** BEGIN **

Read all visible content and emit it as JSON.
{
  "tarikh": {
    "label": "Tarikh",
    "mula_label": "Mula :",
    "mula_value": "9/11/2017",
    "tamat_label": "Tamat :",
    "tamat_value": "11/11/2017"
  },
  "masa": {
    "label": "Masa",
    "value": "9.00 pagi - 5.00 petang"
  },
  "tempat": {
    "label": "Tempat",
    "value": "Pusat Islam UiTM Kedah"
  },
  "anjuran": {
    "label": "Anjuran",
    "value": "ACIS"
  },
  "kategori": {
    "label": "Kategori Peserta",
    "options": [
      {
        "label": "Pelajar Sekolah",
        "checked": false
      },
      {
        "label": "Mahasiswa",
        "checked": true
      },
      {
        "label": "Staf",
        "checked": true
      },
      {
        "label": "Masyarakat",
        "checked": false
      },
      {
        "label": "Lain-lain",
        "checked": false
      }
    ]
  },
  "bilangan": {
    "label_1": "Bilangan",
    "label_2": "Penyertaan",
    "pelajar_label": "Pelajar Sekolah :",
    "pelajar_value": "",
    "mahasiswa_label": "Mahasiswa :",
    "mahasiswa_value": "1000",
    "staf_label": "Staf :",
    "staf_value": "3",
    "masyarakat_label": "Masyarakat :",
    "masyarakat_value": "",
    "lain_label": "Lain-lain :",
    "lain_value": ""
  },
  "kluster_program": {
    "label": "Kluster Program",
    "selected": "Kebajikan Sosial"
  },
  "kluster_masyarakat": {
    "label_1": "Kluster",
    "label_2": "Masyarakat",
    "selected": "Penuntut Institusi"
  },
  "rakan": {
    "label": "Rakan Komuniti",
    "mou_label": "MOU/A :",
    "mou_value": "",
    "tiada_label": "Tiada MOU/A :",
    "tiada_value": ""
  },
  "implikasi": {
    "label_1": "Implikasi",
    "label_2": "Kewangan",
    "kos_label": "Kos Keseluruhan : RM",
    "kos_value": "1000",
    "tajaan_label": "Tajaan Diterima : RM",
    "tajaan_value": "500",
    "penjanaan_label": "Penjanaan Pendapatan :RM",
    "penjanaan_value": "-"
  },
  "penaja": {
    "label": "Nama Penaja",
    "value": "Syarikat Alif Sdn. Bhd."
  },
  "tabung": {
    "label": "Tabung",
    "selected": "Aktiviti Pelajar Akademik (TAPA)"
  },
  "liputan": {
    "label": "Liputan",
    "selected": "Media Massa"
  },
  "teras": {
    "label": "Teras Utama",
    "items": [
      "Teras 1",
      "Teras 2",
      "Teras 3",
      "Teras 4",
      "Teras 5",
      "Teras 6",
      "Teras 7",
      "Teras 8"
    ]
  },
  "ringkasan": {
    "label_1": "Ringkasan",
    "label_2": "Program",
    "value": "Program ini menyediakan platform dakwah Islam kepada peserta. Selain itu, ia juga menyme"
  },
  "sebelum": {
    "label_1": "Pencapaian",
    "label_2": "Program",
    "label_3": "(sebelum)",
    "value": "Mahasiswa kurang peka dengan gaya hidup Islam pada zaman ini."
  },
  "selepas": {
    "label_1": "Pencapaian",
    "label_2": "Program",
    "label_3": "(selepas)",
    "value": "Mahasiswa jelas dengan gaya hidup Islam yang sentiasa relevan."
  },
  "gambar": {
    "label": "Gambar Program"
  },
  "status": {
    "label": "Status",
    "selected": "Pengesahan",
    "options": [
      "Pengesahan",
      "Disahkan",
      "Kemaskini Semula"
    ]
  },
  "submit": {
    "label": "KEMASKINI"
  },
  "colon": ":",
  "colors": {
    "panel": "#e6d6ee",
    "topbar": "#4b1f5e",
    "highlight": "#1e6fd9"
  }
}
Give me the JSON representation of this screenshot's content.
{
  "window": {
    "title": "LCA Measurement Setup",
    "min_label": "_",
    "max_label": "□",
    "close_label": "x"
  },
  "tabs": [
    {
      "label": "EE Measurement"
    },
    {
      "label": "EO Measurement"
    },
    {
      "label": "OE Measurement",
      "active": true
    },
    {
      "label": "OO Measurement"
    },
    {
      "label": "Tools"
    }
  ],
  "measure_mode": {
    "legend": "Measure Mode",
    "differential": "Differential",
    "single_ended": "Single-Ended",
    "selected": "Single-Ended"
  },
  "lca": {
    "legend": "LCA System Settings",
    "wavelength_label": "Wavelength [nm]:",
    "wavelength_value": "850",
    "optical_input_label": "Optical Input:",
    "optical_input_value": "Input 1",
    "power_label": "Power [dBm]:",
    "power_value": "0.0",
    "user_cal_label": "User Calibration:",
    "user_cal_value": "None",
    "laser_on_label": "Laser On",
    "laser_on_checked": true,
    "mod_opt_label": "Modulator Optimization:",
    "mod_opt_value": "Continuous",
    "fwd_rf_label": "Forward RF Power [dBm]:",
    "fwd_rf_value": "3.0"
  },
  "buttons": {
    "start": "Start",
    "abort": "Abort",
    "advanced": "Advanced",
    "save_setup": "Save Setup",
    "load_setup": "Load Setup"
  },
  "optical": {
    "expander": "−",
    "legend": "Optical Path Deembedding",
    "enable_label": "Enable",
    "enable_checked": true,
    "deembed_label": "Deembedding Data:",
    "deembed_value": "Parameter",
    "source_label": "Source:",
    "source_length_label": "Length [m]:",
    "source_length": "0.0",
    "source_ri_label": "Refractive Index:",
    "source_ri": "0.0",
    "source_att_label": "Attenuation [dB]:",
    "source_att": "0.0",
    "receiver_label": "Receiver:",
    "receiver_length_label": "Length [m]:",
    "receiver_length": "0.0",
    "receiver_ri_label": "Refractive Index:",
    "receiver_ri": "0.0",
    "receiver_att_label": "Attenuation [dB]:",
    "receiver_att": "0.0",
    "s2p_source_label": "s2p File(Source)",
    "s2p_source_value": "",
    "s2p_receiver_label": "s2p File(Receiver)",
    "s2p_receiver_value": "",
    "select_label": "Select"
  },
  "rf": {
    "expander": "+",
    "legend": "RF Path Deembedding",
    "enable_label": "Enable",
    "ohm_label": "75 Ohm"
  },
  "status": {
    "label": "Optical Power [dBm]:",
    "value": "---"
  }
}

** END **

Every line holding "Deembedding" should be copied out.

▸ Response for this exercise:
    "legend": "Optical Path Deembedding",
    "deembed_label": "Deembedding Data:",
    "legend": "RF Path Deembedding",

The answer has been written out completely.